** Start of DATA TO USE **
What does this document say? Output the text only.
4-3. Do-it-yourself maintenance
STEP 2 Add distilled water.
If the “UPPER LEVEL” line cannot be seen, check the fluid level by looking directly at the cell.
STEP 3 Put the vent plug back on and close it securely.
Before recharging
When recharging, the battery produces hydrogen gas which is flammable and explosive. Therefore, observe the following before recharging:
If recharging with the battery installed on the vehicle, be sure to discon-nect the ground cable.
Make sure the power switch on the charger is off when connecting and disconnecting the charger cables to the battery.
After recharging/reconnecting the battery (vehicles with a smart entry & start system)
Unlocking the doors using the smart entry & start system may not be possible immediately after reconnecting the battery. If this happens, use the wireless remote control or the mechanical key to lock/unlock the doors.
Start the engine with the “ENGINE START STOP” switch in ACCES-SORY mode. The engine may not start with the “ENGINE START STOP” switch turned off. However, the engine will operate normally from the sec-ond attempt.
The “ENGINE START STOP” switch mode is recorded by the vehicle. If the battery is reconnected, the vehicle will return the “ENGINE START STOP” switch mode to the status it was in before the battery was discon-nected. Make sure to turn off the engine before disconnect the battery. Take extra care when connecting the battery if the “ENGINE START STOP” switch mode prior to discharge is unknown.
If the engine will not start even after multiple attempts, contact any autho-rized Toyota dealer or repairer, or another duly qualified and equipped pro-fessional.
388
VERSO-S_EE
** End of DATA TO USE **
# THE REQUEST
Print out every record again, exactly and in full.

# WRITTEN REPLY
What does this document say? Output the text only.
4-3. Do-it-yourself maintenance
STEP 2 Add distilled water.
If the “UPPER LEVEL” line cannot be seen, check the fluid level by looking directly at the cell.
STEP 3 Put the vent plug back on and close it securely.
Before recharging
When recharging, the battery produces hydrogen gas which is flammable and explosive. Therefore, observe the following before recharging:
If recharging with the battery installed on the vehicle, be sure to discon-nect the ground cable.
Make sure the power switch on the charger is off when connecting and disconnecting the charger cables to the battery.
After recharging/reconnecting the battery (vehicles with a smart entry & start system)
Unlocking the doors using the smart entry & start system may not be possible immediately after reconnecting the battery. If this happens, use the wireless remote control or the mechanical key to lock/unlock the doors.
Start the engine with the “ENGINE START STOP” switch in ACCES-SORY mode. The engine may not start with the “ENGINE START STOP” switch turned off. However, the engine will operate normally from the sec-ond attempt.
The “ENGINE START STOP” switch mode is recorded by the vehicle. If the battery is reconnected, the vehicle will return the “ENGINE START STOP” switch mode to the status it was in before the battery was discon-nected. Make sure to turn off the engine before disconnect the battery. Take extra care when connecting the battery if the “ENGINE START STOP” switch mode prior to discharge is unknown.
If the engine will not start even after multiple attempts, contact any autho-rized Toyota dealer or repairer, or another duly qualified and equipped pro-fessional.
388
VERSO-S_EE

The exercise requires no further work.